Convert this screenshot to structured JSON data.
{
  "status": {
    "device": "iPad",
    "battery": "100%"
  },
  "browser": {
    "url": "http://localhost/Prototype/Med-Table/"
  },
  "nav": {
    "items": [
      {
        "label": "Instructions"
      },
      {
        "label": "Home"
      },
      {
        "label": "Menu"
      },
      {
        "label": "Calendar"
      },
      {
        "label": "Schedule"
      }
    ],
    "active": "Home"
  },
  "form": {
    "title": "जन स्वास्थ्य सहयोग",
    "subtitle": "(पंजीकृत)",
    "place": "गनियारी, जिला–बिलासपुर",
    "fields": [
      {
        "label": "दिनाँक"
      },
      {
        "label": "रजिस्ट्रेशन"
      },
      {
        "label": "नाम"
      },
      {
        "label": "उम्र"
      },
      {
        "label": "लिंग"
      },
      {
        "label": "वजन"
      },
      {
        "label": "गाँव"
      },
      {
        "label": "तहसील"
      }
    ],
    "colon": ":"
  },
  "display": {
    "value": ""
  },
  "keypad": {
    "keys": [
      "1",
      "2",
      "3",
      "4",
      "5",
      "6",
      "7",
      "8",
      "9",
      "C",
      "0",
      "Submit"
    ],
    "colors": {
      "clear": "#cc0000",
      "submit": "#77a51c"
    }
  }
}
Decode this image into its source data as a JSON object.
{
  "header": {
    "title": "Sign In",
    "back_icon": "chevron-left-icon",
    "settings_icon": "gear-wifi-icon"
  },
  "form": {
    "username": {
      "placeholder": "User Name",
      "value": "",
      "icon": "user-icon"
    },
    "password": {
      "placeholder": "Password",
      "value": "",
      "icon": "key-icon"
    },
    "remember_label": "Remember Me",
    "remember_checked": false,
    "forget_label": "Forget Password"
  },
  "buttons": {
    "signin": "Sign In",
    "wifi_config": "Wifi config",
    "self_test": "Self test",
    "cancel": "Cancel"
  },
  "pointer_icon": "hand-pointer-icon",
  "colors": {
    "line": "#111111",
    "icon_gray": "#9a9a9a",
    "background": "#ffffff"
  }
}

## YOUR INSTRUCTIONS
Extract every entry above as it appears.

## WRITTEN ANSWER
Convert this screenshot to structured JSON data.
{
  "status": {
    "device": "iPad",
    "battery": "100%"
  },
  "browser": {
    "url": "http://localhost/Prototype/Med-Table/"
  },
  "nav": {
    "items": [
      {
        "label": "Instructions"
      },
      {
        "label": "Home"
      },
      {
        "label": "Menu"
      },
      {
        "label": "Calendar"
      },
      {
        "label": "Schedule"
      }
    ],
    "active": "Home"
  },
  "form": {
    "title": "जन स्वास्थ्य सहयोग",
    "subtitle": "(पंजीकृत)",
    "place": "गनियारी, जिला–बिलासपुर",
    "fields": [
      {
        "label": "दिनाँक"
      },
      {
        "label": "रजिस्ट्रेशन"
      },
      {
        "label": "नाम"
      },
      {
        "label": "उम्र"
      },
      {
        "label": "लिंग"
      },
      {
        "label": "वजन"
      },
      {
        "label": "गाँव"
      },
      {
        "label": "तहसील"
      }
    ],
    "colon": ":"
  },
  "display": {
    "value": ""
  },
  "keypad": {
    "keys": [
      "1",
      "2",
      "3",
      "4",
      "5",
      "6",
      "7",
      "8",
      "9",
      "C",
      "0",
      "Submit"
    ],
    "colors": {
      "clear": "#cc0000",
      "submit": "#77a51c"
    }
  }
}
Decode this image into its source data as a JSON object.
{
  "header": {
    "title": "Sign In",
    "back_icon": "chevron-left-icon",
    "settings_icon": "gear-wifi-icon"
  },
  "form": {
    "username": {
      "placeholder": "User Name",
      "value": "",
      "icon": "user-icon"
    },
    "password": {
      "placeholder": "Password",
      "value": "",
      "icon": "key-icon"
    },
    "remember_label": "Remember Me",
    "remember_checked": false,
    "forget_label": "Forget Password"
  },
  "buttons": {
    "signin": "Sign In",
    "wifi_config": "Wifi config",
    "self_test": "Self test",
    "cancel": "Cancel"
  },
  "pointer_icon": "hand-pointer-icon",
  "colors": {
    "line": "#111111",
    "icon_gray": "#9a9a9a",
    "background": "#ffffff"
  }
}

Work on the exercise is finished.